> _Consigne A_
Dans l'extrait sur le théâtre jeunes publics, où exercent les participants à ces deux journées ?

━━━ Texte à lire ━━━

Le théâtre « jeunes publics » à l’heure de la mondialisation

Publié le par JGC

TEJ Emile

Deux journées de rencontre francophone autour du Théâtre « jeunes publics » viennent de se tenir à Paris, à l’initiative du Centre Wallonie Bruxelles, rassemblant une trentaine d’artistes, de médiateurs, de diffuseurs investis dans ces activités en Belgique, au Québec, en France et au Canada. C’est Emile Lansman, « entremetteur en scène » qui officiait à l’organisation et à l’animation. Au terme de ces journées, quelques éléments de réflexion…

 

D’abord constater que ce que l’on nomme « théâtre jeunes publics », ce mouvement international au carrefour des objectifs artistiques et éducatifs, connaît actuellement une nouvelle jeunesse et une mobilisation bienvenue. Dans les trois pays concernés, des organisations se mettent en mouvement pour définir et formuler les objectifs, les revendications du secteur. En France, « Scènes d’enfances et d’ailleurs » a publié un « Manifeste » et 40 propositions. Une « Belle saison » se prépare pour 2014/2015… Au Québec, un texte de même nature a été rendu public « Vers une politique du théâtre professionnel pour les jeunes publics », et la Belgique s’apprête à produire à son tour un document sur ce sujet.

Pour qui a suivi l’évolution de ce thème depuis quelques décennies, il est frappant de constater la permanence des questions posées et des revendications : un souci de définition (théâtre « pour » les enfants, la jeunesse, les jeunes spectateurs, le jeune public…), une meilleure reconnaissance, des crédits adaptés, une diffusion spécifique, un refus d’instrumentalisation trop poussée par la dimension scolaire en même temps qu’un appel à l’école… Au fond, ces questions - et quelques autres - me semblent constitutives du champ concerné. C’est parce qu’elles se posent à tous que ce travail trouve un intérêt particulier et renouvelé de génération en génération. Si des réponses définitives étaient apportées à ces interrogations, alors, me semble-t-il, ce travail n’aurait plus guère d’intérêt.

━━━ Support de travail ━━━

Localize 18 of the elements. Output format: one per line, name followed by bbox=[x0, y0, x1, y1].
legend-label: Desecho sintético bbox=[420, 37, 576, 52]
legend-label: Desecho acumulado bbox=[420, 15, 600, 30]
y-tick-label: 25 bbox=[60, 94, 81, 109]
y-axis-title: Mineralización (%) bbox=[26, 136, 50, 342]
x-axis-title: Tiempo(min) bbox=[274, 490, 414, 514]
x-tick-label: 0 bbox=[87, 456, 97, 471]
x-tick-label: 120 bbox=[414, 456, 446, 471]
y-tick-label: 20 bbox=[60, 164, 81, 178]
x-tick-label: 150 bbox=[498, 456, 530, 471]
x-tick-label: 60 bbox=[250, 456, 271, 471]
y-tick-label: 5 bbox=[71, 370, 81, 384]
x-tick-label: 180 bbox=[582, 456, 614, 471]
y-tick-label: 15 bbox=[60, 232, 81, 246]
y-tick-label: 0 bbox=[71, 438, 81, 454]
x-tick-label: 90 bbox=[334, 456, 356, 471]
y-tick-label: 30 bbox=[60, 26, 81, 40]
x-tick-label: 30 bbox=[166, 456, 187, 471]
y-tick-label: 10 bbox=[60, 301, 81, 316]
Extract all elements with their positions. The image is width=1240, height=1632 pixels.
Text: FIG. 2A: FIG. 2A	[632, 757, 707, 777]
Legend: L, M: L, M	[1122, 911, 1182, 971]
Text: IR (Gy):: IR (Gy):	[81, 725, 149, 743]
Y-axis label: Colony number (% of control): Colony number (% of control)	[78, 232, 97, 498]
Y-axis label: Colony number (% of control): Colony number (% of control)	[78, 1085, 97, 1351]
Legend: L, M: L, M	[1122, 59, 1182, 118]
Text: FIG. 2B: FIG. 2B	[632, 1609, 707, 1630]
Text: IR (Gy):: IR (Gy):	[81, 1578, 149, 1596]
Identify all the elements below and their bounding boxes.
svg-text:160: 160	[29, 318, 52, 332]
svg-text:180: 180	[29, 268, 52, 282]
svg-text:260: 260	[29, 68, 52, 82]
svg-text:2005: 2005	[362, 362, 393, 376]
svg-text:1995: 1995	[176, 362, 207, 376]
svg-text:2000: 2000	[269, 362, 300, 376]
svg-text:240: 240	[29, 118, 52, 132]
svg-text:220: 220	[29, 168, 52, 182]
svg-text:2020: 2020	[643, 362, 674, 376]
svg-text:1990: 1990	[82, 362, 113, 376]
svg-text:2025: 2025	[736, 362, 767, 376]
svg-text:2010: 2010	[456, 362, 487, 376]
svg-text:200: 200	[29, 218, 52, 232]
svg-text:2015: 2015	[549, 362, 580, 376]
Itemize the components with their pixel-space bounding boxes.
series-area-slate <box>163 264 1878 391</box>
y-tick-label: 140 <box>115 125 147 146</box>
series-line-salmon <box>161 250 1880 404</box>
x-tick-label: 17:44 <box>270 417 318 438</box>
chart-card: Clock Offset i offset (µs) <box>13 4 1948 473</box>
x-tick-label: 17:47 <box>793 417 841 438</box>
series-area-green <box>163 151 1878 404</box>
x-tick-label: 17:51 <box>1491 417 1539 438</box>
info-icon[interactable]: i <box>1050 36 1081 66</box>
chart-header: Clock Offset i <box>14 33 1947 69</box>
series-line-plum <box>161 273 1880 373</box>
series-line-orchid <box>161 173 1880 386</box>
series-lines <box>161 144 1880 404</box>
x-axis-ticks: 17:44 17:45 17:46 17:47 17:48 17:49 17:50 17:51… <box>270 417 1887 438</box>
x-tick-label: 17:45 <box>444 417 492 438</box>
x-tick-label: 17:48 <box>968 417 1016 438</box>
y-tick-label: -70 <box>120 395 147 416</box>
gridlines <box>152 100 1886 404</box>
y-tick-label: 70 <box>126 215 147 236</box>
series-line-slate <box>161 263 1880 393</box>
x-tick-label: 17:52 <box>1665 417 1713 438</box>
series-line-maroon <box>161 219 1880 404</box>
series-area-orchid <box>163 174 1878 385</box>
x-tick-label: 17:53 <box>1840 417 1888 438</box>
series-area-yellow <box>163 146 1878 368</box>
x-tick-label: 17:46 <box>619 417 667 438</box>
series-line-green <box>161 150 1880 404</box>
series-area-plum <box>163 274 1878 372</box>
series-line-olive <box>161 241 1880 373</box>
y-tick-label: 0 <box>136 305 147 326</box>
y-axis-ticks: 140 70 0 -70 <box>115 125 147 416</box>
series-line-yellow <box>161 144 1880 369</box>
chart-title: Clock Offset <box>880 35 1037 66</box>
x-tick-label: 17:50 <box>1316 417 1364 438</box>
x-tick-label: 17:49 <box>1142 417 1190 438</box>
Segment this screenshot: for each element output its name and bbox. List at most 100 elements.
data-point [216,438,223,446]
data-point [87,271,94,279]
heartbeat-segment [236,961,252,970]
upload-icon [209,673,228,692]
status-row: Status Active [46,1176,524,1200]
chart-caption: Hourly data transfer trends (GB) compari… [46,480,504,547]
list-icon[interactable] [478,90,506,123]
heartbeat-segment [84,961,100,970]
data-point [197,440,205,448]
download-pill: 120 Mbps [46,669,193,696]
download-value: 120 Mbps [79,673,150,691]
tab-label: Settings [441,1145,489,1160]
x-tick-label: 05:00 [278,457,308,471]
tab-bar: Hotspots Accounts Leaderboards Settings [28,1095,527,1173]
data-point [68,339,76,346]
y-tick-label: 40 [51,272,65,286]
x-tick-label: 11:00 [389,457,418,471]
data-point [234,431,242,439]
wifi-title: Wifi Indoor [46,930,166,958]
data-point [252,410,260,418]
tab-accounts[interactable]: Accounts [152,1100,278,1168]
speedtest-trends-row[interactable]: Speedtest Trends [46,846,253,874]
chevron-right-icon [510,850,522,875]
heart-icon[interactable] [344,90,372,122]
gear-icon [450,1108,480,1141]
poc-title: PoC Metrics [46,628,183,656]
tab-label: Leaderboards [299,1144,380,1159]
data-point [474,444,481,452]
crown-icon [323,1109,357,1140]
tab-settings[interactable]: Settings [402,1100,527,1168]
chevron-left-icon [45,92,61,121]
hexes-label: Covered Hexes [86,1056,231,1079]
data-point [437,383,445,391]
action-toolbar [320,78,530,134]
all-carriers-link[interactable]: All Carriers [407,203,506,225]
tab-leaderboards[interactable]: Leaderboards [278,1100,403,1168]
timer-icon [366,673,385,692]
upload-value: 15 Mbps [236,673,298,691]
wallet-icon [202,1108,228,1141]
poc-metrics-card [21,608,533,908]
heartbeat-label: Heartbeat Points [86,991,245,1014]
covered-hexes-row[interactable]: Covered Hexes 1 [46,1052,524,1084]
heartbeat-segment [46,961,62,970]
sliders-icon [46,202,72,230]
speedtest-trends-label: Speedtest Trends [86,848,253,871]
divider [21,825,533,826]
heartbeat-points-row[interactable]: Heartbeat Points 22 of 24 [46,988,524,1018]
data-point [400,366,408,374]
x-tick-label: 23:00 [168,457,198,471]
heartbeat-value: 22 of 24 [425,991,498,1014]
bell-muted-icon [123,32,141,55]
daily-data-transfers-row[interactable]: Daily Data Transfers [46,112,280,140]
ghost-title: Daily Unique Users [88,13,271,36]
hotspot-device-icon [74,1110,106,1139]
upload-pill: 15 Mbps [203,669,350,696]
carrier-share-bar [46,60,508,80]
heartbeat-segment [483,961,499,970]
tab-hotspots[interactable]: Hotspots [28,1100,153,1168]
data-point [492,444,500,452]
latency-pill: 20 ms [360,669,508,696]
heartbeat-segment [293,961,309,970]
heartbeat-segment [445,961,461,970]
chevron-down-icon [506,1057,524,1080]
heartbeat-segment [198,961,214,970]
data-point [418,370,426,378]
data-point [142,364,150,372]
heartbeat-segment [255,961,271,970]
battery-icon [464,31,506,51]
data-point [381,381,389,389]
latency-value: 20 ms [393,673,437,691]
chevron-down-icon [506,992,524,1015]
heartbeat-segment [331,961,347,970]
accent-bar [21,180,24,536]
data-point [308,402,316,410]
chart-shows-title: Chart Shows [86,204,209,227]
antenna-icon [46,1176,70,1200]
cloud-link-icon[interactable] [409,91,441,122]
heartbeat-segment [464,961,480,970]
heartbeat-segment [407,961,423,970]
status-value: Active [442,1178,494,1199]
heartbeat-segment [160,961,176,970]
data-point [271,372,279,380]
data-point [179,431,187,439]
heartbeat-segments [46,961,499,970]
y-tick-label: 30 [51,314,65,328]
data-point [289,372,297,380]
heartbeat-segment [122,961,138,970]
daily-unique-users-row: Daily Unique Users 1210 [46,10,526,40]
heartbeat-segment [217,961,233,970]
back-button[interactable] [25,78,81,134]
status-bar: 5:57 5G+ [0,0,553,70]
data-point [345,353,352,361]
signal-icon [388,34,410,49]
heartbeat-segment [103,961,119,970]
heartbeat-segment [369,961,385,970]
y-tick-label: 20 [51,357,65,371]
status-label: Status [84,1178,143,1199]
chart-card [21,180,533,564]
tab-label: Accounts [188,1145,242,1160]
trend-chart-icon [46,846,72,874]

━━━

> _Consigne B_
Reproduisez la liste à l'identique. Commencez à sa toute première ligne et arrêtez-vous après celle qui contient « 362, 580, 376] », ces deux lignes comprises.

> _Réponse A_
Belgique, Québec, France, Canada

> _Réponse B_
Localize 18 of the elements. Output format: one per line, name followed by bbox=[x0, y0, x1, y1].
legend-label: Desecho sintético bbox=[420, 37, 576, 52]
legend-label: Desecho acumulado bbox=[420, 15, 600, 30]
y-tick-label: 25 bbox=[60, 94, 81, 109]
y-axis-title: Mineralización (%) bbox=[26, 136, 50, 342]
x-axis-title: Tiempo(min) bbox=[274, 490, 414, 514]
x-tick-label: 0 bbox=[87, 456, 97, 471]
x-tick-label: 120 bbox=[414, 456, 446, 471]
y-tick-label: 20 bbox=[60, 164, 81, 178]
x-tick-label: 150 bbox=[498, 456, 530, 471]
x-tick-label: 60 bbox=[250, 456, 271, 471]
y-tick-label: 5 bbox=[71, 370, 81, 384]
x-tick-label: 180 bbox=[582, 456, 614, 471]
y-tick-label: 15 bbox=[60, 232, 81, 246]
y-tick-label: 0 bbox=[71, 438, 81, 454]
x-tick-label: 90 bbox=[334, 456, 356, 471]
y-tick-label: 30 bbox=[60, 26, 81, 40]
x-tick-label: 30 bbox=[166, 456, 187, 471]
y-tick-label: 10 bbox=[60, 301, 81, 316]
Extract all elements with their positions. The image is width=1240, height=1632 pixels.
Text: FIG. 2A: FIG. 2A	[632, 757, 707, 777]
Legend: L, M: L, M	[1122, 911, 1182, 971]
Text: IR (Gy):: IR (Gy):	[81, 725, 149, 743]
Y-axis label: Colony number (% of control): Colony number (% of control)	[78, 232, 97, 498]
Y-axis label: Colony number (% of control): Colony number (% of control)	[78, 1085, 97, 1351]
Legend: L, M: L, M	[1122, 59, 1182, 118]
Text: FIG. 2B: FIG. 2B	[632, 1609, 707, 1630]
Text: IR (Gy):: IR (Gy):	[81, 1578, 149, 1596]
Identify all the elements below and their bounding boxes.
svg-text:160: 160	[29, 318, 52, 332]
svg-text:180: 180	[29, 268, 52, 282]
svg-text:260: 260	[29, 68, 52, 82]
svg-text:2005: 2005	[362, 362, 393, 376]
svg-text:1995: 1995	[176, 362, 207, 376]
svg-text:2000: 2000	[269, 362, 300, 376]
svg-text:240: 240	[29, 118, 52, 132]
svg-text:220: 220	[29, 168, 52, 182]
svg-text:2020: 2020	[643, 362, 674, 376]
svg-text:1990: 1990	[82, 362, 113, 376]
svg-text:2025: 2025	[736, 362, 767, 376]
svg-text:2010: 2010	[456, 362, 487, 376]
svg-text:200: 200	[29, 218, 52, 232]
svg-text:2015: 2015	[549, 362, 580, 376]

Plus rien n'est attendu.